Given problem
Search the data for the word "text" and copy every line where it occurs.

## Begin Available data

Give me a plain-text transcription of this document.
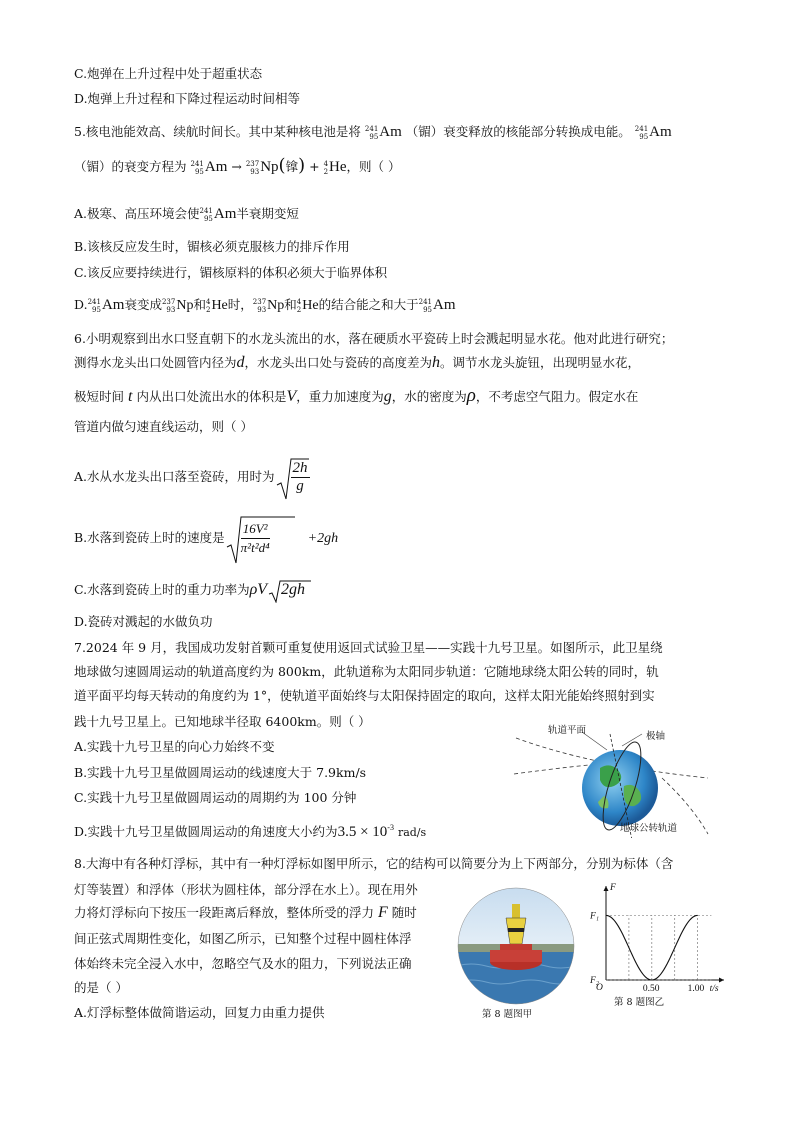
C.炮弹在上升过程中处于超重状态
D.炮弹上升过程和下降过程运动时间相等
5.核电池能效高、续航时间长。其中某种核电池是将 241
95 Am （镅）衰变释放的核能部分转换成电能。 241
95 Am
（镅）的衰变方程为 241
95 Am → 237
93 Np(镎) + 4
2 He，则（ ）
A.极寒、高压环境会使 241
95 Am半衰期变短
B.该核反应发生时，镅核必须克服核力的排斥作用
C.该反应要持续进行，镅核原料的体积必须大于临界体积
D. 241
95 Am衰变成 237
93 Np和 4
2 He时， 237
93 Np和 4
2 He的结合能之和大于 241
95 Am
6.小明观察到出水口竖直朝下的水龙头流出的水，落在硬质水平瓷砖上时会溅起明显水花。他对此进行研究；
测得水龙头出口处圆管内径为d，水龙头出口处与瓷砖的高度差为h。调节水龙头旋钮，出现明显水花，
极短时间 t 内从出口处流出水的体积是V，重力加速度为g，水的密度为ρ，不考虑空气阻力。假定水在
管道内做匀速直线运动，则（ ）
A.水从水龙头出口落至瓷砖，用时为 $\frac{2h}{g}$
B.水落到瓷砖上时的速度是 $\frac{\text{16V²}}{\text{π²t²d⁴}}$	+2gh
C.水落到瓷砖上时的重力功率为ρV 2gh
D.瓷砖对溅起的水做负功
7.2024 年 9 月，我国成功发射首颗可重复使用返回式试验卫星——实践十九号卫星。如图所示，此卫星绕
地球做匀速圆周运动的轨道高度约为 800km，此轨道称为太阳同步轨道：它随地球绕太阳公转的同时，轨
道平面平均每天转动的角度约为 1°，使轨道平面始终与太阳保持固定的取向，这样太阳光能始终照射到实
践十九号卫星上。已知地球半径取 6400km。则（ ）
A.实践十九号卫星的向心力始终不变
B.实践十九号卫星做圆周运动的线速度大于 7.9km/s
C.实践十九号卫星做圆周运动的周期约为 100 分钟
D.实践十九号卫星做圆周运动的角速度大小约为$3.5 \times 10^{-3}$ rad/s
轨道平面
极轴
地球公转轨道
8.大海中有各种灯浮标，其中有一种灯浮标如图甲所示，它的结构可以简要分为上下两部分，分别为标体（含
灯等装置）和浮体（形状为圆柱体，部分浮在水上）。现在用外
力将灯浮标向下按压一段距离后释放，整体所受的浮力 F 随时
间正弦式周期性变化，如图乙所示，已知整个过程中圆柱体浮
体始终未完全浸入水中，忽略空气及水的阻力，下列说法正确
的是（ ）
A.灯浮标整体做简谐运动，回复力由重力提供	第 8 题图甲
F
F₁
F₂
O	0.50	1.00 t/s
第 8 题图乙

## End Available data

Written response
Give me a plain-text transcription of this document.
B.水落到瓷砖上时的速度是 $\frac{\text{16V²}}{\text{π²t²d⁴}}$	+2gh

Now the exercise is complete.